___ TEXT PASSAGE ___

The Condition of the Working Class in England in 1844. With Appendix Written 1886, and Preface 1887. Translated by Florence Kelley Wischnewetzky.

Scarce first edition of Frederick Engels' The Condition of the Working Class in England in 1844

The Condition of the Working Class in England in 1844. With Appendix Written 1886, and Preface 1887. Translated by Florence Kelley Wischnewetzky.

ENGELS, Frederick. [Friedrich].

$18,000.00

Item Number: 96249

New York: John W. Lovell Company, 1887.

Scarce first edition in English of Engels’s classic account of the universal condition of the industrial working class, the forerunner to Karl Marx’s Das Capital. Octavo, original cloth with gilt titles to the spine, beveling to the front and rear panel, top edge gilt. In very good condition, name to the title page. Translated by Florence Kelley Wischnewetzky. Uncommon with only one having appeared at auction in the last 80 years.

"Born in Barmen, the eldest son of a textile manufacturer in Westphalia, Engels (1820 - 1895) was trained for a merchant's profession. In 1842, Engels left for England to work in his father's Manchester firm. Already converted by Moses Hess to a belief in 'communism' and the imminence of an English social revolution, he used his two-year stay to study the conditions which would bring it about. From this visit, came two works which were to make an important contribution to the formation of Marxian socialism: 'Outlines of a Critique of Political Economy' (generally called the 'Umrisse') published in 1844 and The Condition of the Working Class in England, published in Leipzig in 1845." (Jones, 159). The daughter of a Philadelphia judge, Florence Kelley Wischnewetzky "exerted an immediate and dramatic influence on the generation of women reformers clustered within the social settlement movement during the Progressive Era. Her understanding of the material basis of class conflict and her familiarity with American political institutions, combined with her spirited personality, placed her in the vanguard of a generation of reformers who sought to make American government more responsive to what they saw as the needs of working people" (ANB).

___ DATA TO EXAMINE ___

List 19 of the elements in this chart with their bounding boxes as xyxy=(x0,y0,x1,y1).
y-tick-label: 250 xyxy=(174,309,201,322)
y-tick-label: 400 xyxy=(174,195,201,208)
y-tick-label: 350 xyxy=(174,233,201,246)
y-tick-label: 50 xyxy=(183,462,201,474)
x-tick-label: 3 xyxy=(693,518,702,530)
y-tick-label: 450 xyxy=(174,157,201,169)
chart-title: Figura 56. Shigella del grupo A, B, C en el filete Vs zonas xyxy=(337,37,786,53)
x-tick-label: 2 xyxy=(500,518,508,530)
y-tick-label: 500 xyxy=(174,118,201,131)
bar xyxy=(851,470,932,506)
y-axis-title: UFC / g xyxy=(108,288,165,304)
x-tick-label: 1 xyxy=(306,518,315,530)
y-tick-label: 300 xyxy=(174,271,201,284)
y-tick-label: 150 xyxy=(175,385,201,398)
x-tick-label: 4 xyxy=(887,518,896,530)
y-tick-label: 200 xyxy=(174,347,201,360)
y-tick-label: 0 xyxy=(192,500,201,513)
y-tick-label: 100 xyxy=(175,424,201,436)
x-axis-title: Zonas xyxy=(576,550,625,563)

___

**QUESTIONS:**
1) In the listing for Engels's book, in what year did Engels leave for England to work in his father's Manchester firm?
2) Quote the listing for Engels's book, beginning at the words "Scarce first edition in" and stopping after the words "last 80 years.".

**SOLUTIONS IN ORDER:**
1) 1842

2)
Scarce first edition in English of Engels’s classic account of the universal condition of the industrial working class, the forerunner to Karl Marx’s Das Capital. Octavo, original cloth with gilt titles to the spine, beveling to the front and rear panel, top edge gilt. In very good condition, name to the title page. Translated by Florence Kelley Wischnewetzky. Uncommon with only one having appeared at auction in the last 80 years.